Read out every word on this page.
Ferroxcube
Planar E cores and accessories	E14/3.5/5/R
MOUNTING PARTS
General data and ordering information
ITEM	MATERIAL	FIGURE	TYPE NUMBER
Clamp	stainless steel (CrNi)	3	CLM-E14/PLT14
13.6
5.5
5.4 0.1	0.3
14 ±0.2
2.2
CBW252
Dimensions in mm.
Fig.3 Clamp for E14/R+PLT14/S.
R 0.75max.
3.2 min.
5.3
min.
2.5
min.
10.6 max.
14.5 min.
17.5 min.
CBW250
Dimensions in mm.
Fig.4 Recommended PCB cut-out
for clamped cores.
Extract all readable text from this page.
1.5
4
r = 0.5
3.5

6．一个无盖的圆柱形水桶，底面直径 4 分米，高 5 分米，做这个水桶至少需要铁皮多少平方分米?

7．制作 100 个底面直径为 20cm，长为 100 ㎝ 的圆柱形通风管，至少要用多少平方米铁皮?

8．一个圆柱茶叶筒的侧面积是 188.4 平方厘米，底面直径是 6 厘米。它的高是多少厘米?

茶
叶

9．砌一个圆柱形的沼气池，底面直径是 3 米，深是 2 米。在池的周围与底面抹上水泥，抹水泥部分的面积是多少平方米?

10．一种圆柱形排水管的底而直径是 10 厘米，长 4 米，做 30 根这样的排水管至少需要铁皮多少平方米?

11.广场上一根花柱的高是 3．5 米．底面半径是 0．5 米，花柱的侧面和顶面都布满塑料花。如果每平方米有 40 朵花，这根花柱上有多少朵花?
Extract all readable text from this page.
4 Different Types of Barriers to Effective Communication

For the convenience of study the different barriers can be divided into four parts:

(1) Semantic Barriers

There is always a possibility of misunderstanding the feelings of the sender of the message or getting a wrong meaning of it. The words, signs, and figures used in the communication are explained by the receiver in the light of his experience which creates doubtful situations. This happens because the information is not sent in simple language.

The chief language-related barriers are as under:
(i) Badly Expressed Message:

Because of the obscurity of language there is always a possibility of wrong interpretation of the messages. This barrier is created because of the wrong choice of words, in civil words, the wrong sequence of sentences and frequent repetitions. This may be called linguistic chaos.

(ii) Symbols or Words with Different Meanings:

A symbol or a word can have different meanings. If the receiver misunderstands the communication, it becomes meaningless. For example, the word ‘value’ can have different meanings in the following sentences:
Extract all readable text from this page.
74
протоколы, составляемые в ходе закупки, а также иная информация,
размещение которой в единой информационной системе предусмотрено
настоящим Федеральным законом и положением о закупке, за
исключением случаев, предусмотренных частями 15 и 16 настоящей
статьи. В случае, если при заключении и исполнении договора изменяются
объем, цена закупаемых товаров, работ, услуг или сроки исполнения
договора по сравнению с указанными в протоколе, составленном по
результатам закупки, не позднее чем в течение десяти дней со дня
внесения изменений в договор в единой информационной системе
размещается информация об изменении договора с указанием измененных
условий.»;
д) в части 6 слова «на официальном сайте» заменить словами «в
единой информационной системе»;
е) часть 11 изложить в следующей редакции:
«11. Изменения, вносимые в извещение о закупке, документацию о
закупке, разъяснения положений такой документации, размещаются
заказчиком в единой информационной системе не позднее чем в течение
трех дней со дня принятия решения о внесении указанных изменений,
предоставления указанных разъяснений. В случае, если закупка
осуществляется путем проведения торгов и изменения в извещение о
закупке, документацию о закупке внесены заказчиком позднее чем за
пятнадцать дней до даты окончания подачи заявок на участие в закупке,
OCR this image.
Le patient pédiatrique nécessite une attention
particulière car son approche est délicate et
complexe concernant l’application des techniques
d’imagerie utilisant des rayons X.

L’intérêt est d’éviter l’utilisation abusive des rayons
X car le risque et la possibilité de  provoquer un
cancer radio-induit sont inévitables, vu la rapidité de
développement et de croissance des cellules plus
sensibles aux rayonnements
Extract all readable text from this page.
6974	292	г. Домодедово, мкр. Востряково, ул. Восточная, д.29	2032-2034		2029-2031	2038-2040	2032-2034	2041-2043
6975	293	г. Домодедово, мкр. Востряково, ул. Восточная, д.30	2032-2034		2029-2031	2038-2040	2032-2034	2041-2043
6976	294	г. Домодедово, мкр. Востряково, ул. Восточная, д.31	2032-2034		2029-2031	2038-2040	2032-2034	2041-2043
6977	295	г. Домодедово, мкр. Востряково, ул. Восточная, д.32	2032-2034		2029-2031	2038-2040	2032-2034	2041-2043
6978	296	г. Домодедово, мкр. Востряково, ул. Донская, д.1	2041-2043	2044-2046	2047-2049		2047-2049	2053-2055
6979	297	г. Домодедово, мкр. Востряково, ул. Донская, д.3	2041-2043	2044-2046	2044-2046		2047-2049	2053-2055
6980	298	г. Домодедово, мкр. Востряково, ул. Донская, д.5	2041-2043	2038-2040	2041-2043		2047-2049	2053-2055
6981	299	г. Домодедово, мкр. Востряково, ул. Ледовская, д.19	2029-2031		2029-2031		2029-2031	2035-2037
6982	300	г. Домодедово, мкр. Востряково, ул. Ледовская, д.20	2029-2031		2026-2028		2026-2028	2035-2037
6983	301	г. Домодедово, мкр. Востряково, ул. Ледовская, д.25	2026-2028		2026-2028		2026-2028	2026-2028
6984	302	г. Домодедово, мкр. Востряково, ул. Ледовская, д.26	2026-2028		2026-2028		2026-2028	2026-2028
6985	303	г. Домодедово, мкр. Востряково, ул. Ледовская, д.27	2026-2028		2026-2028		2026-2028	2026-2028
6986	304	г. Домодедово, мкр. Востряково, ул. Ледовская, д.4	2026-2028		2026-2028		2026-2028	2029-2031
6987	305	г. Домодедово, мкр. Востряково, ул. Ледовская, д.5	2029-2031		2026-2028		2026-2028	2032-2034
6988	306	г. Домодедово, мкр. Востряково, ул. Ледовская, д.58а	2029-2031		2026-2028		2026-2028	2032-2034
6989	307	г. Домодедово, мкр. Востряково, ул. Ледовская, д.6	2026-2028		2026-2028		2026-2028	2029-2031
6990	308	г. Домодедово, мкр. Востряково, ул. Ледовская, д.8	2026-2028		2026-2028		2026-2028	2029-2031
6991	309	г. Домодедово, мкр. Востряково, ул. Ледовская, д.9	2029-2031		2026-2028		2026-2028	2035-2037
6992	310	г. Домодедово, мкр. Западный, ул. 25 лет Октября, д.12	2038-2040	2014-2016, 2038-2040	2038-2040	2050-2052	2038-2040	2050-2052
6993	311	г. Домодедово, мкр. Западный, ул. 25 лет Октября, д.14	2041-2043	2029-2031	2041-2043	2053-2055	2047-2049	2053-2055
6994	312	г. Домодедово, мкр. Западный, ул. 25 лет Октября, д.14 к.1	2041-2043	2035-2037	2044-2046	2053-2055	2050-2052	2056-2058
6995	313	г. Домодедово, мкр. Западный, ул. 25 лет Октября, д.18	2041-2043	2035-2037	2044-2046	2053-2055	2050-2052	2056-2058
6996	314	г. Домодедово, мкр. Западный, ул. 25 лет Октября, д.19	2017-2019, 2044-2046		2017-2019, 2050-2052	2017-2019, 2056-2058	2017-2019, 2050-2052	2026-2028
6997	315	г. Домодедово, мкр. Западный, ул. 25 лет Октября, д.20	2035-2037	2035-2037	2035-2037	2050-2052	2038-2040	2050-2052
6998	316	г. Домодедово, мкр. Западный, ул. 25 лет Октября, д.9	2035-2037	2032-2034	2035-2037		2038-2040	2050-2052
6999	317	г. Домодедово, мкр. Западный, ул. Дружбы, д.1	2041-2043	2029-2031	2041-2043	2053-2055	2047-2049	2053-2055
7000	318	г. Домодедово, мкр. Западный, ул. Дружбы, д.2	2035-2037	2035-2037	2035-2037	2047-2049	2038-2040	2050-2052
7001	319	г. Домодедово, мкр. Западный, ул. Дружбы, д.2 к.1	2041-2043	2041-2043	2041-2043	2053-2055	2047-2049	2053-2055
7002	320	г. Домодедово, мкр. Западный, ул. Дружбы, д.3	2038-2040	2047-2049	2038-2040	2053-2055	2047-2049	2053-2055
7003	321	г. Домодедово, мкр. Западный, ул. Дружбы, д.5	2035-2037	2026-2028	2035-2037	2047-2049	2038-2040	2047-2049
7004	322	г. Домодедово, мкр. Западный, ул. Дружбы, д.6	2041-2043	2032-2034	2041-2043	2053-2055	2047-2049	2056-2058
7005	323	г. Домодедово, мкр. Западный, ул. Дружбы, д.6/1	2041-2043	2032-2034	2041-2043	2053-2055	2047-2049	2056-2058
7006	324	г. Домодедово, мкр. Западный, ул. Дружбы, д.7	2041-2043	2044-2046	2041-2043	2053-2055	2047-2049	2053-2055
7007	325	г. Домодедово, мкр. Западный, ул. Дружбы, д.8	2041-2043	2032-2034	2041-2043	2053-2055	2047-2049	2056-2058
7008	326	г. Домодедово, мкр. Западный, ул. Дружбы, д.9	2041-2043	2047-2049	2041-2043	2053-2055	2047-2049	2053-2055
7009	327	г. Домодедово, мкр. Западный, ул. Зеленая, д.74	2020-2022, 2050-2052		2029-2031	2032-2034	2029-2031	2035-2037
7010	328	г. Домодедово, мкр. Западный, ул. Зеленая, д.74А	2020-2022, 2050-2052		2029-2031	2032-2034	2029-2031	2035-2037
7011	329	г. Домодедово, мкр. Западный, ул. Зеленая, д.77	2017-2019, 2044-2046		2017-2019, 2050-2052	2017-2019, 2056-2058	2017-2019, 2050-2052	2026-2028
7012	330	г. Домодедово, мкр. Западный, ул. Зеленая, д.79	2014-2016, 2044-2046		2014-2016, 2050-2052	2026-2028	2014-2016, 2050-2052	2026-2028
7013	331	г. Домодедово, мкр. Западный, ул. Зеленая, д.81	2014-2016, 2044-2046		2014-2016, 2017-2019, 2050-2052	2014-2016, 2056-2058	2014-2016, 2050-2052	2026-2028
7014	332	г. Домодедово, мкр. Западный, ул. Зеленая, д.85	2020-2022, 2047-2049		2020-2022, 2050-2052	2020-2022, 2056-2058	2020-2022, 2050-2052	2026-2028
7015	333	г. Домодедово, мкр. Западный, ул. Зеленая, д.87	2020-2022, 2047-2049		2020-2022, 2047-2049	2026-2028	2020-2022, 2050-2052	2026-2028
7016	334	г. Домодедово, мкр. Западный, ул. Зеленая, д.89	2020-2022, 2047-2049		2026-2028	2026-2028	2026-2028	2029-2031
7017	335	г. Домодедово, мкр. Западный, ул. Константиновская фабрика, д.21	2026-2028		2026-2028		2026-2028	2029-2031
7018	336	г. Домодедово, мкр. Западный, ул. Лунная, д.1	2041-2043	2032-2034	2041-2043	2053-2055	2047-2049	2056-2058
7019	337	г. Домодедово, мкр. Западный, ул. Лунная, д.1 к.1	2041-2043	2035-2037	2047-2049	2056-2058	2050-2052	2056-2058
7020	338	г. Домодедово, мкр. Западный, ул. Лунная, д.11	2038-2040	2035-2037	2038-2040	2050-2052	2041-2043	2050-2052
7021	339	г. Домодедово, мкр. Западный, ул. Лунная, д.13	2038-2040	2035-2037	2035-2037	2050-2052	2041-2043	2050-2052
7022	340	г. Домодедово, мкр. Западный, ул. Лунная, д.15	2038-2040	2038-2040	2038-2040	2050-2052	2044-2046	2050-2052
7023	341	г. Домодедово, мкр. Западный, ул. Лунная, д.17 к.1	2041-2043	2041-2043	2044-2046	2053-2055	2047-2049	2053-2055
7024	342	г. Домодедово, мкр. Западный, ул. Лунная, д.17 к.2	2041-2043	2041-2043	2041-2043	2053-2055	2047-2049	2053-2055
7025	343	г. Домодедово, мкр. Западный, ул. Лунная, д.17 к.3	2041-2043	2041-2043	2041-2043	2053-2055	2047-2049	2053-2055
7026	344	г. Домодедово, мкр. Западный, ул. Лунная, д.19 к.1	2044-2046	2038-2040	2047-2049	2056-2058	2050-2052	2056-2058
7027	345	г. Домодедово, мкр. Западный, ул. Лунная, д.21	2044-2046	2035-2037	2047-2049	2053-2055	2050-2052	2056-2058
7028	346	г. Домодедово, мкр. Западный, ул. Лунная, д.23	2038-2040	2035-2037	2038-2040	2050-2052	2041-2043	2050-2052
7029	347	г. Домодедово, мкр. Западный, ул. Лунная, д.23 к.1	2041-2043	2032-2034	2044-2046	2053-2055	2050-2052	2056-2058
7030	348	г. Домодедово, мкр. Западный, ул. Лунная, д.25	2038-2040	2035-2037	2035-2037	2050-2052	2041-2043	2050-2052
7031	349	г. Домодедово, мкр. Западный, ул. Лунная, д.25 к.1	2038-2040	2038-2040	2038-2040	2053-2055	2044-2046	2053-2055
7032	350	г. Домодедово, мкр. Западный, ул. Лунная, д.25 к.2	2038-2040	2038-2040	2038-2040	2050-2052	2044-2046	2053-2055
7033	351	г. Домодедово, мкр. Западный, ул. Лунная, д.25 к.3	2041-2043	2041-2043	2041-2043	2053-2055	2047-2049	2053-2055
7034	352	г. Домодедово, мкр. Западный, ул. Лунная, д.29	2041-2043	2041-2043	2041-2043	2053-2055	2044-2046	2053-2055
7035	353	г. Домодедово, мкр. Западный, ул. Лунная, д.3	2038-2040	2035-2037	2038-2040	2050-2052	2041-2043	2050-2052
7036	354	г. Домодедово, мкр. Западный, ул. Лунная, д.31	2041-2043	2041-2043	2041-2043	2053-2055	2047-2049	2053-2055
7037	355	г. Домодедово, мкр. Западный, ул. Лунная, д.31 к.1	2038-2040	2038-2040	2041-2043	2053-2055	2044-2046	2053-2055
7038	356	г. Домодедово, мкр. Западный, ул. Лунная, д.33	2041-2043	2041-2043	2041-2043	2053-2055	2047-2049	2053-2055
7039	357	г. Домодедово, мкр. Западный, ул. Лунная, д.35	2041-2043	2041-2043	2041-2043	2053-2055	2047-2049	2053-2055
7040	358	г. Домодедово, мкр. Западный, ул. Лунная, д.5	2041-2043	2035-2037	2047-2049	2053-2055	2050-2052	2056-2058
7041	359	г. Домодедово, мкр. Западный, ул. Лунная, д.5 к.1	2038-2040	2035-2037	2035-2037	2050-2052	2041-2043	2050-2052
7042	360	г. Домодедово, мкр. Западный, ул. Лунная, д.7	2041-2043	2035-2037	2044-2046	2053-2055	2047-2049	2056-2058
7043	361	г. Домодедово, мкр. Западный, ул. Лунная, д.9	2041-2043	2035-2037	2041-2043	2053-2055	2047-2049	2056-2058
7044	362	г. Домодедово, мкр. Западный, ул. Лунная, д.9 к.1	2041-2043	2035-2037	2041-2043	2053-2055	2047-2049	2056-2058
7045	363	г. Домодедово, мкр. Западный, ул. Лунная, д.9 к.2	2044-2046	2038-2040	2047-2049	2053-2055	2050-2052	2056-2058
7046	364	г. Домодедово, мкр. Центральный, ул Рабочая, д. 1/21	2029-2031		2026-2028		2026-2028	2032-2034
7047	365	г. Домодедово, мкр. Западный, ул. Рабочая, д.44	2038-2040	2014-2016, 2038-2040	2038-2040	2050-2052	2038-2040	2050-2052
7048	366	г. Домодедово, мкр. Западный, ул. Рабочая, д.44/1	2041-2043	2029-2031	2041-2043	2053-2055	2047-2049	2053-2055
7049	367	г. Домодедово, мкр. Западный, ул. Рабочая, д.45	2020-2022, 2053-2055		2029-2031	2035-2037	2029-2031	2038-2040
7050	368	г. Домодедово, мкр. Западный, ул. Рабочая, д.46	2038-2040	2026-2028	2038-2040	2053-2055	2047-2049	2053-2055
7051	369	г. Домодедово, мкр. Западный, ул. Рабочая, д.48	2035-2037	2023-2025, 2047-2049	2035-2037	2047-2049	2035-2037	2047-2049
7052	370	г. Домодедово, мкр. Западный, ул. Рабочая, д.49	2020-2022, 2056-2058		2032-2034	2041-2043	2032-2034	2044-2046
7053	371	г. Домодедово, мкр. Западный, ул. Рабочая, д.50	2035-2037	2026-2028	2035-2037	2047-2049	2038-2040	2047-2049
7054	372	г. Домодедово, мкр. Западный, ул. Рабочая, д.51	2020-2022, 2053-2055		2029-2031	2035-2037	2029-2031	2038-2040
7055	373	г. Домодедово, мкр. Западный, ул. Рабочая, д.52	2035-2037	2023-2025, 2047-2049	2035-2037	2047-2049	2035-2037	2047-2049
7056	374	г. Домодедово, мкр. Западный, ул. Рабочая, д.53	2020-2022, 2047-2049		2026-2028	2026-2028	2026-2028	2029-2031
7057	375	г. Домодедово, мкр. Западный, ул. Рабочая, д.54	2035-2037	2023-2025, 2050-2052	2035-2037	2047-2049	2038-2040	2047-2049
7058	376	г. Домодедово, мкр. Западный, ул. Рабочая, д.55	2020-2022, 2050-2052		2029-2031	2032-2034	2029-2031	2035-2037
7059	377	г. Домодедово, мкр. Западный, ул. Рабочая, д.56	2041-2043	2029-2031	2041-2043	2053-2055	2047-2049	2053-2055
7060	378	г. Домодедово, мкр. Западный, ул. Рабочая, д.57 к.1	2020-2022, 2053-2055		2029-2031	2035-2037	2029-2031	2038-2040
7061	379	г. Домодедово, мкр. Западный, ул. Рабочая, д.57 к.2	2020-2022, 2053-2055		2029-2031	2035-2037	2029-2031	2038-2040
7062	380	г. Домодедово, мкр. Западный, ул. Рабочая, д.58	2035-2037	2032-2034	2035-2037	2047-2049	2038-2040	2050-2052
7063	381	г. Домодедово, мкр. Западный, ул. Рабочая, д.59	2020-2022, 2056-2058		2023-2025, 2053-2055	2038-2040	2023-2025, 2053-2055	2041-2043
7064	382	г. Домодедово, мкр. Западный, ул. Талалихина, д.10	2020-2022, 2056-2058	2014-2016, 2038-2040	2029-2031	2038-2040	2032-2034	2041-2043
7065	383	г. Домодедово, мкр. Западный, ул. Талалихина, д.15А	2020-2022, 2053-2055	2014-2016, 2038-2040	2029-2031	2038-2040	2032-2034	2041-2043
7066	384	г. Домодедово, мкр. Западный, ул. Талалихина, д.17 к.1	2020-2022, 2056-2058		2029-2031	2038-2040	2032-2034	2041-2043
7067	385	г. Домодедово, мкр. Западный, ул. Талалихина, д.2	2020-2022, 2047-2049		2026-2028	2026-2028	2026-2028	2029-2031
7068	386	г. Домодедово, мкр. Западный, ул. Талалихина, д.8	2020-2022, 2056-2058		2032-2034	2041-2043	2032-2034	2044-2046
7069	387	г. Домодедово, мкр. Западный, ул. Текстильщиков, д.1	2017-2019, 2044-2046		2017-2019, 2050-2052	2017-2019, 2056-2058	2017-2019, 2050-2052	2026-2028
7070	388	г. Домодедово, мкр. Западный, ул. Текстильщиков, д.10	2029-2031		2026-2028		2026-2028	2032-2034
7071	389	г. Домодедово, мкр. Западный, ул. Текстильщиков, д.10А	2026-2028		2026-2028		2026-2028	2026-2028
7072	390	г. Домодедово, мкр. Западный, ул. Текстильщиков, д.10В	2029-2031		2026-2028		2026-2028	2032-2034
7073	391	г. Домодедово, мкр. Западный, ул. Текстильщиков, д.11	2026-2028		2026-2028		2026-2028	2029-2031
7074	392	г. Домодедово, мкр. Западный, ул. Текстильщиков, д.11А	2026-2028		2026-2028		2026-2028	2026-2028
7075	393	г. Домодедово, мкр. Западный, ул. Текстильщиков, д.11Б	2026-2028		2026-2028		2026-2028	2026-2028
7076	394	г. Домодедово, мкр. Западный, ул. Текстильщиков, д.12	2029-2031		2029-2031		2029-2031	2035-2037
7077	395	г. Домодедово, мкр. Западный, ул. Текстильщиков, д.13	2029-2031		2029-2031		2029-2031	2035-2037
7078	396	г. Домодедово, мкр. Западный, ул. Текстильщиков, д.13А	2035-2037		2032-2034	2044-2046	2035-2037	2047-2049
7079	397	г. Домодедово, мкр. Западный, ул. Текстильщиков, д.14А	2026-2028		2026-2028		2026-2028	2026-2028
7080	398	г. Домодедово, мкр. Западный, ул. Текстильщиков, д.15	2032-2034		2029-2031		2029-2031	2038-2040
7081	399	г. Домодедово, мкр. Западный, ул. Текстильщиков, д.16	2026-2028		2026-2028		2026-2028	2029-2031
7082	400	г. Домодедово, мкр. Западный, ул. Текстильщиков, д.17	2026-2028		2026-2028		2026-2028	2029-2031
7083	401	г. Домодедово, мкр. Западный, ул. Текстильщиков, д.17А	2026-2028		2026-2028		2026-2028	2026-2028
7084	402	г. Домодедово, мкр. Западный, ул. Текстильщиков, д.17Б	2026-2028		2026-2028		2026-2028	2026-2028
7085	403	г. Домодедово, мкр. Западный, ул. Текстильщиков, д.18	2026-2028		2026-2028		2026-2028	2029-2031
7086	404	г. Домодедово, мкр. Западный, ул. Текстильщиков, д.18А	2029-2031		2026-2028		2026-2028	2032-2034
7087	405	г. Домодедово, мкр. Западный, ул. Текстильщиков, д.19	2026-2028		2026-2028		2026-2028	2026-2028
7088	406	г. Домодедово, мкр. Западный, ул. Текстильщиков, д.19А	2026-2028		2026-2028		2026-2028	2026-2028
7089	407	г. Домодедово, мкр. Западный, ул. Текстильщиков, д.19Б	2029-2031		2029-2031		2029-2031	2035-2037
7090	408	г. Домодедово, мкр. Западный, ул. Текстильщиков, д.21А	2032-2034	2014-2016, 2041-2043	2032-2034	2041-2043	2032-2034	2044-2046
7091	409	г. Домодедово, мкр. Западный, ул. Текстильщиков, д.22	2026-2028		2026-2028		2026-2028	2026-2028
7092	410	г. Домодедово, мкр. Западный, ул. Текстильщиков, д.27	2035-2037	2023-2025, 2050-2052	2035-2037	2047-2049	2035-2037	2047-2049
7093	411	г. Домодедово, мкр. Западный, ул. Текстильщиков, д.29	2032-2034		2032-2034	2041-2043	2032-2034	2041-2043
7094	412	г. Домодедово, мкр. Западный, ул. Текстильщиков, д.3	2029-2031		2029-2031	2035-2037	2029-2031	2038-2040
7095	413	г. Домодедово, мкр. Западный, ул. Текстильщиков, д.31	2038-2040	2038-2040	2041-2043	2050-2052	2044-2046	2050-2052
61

**REQUIRED TASK**.
Collect each line above holding the string "договора".

**TASK ANSWER**.
статьи. В случае, если при заключении и исполнении договора изменяются
договора по сравнению с указанными в протоколе, составленном по
размещается информация об изменении договора с указанием измененных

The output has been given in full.